[Records about charts and figures]
+--

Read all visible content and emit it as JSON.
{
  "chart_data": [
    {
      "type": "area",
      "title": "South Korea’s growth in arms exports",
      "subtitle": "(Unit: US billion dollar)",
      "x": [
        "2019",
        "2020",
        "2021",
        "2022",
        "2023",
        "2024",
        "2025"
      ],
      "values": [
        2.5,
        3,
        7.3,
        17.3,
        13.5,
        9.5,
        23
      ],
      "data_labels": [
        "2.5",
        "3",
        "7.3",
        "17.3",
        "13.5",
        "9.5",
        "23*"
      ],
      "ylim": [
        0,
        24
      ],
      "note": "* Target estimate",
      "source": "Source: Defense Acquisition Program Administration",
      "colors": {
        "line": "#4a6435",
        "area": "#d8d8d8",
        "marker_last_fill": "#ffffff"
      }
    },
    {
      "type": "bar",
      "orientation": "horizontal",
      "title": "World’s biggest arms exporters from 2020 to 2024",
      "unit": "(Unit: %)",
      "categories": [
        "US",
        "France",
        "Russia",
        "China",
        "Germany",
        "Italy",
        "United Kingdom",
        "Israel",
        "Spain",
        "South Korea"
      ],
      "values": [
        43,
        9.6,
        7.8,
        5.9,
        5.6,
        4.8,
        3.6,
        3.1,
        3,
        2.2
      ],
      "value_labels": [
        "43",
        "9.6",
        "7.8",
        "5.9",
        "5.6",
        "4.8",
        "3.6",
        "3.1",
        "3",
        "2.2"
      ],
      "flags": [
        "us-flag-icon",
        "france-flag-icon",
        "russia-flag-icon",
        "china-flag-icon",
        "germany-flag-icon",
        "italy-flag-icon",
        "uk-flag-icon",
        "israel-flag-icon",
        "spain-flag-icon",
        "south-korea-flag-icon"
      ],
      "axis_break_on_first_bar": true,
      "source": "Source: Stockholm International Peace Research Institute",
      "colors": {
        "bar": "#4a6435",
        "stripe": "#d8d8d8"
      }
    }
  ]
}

+--

● DIRECTIVE
Copy the material above back out, exactly as written.

● ANSWER FOR THE TASK
Read all visible content and emit it as JSON.
{
  "chart_data": [
    {
      "type": "area",
      "title": "South Korea’s growth in arms exports",
      "subtitle": "(Unit: US billion dollar)",
      "x": [
        "2019",
        "2020",
        "2021",
        "2022",
        "2023",
        "2024",
        "2025"
      ],
      "values": [
        2.5,
        3,
        7.3,
        17.3,
        13.5,
        9.5,
        23
      ],
      "data_labels": [
        "2.5",
        "3",
        "7.3",
        "17.3",
        "13.5",
        "9.5",
        "23*"
      ],
      "ylim": [
        0,
        24
      ],
      "note": "* Target estimate",
      "source": "Source: Defense Acquisition Program Administration",
      "colors": {
        "line": "#4a6435",
        "area": "#d8d8d8",
        "marker_last_fill": "#ffffff"
      }
    },
    {
      "type": "bar",
      "orientation": "horizontal",
      "title": "World’s biggest arms exporters from 2020 to 2024",
      "unit": "(Unit: %)",
      "categories": [
        "US",
        "France",
        "Russia",
        "China",
        "Germany",
        "Italy",
        "United Kingdom",
        "Israel",
        "Spain",
        "South Korea"
      ],
      "values": [
        43,
        9.6,
        7.8,
        5.9,
        5.6,
        4.8,
        3.6,
        3.1,
        3,
        2.2
      ],
      "value_labels": [
        "43",
        "9.6",
        "7.8",
        "5.9",
        "5.6",
        "4.8",
        "3.6",
        "3.1",
        "3",
        "2.2"
      ],
      "flags": [
        "us-flag-icon",
        "france-flag-icon",
        "russia-flag-icon",
        "china-flag-icon",
        "germany-flag-icon",
        "italy-flag-icon",
        "uk-flag-icon",
        "israel-flag-icon",
        "spain-flag-icon",
        "south-korea-flag-icon"
      ],
      "axis_break_on_first_bar": true,
      "source": "Source: Stockholm International Peace Research Institute",
      "colors": {
        "bar": "#4a6435",
        "stripe": "#d8d8d8"
      }
    }
  ]
}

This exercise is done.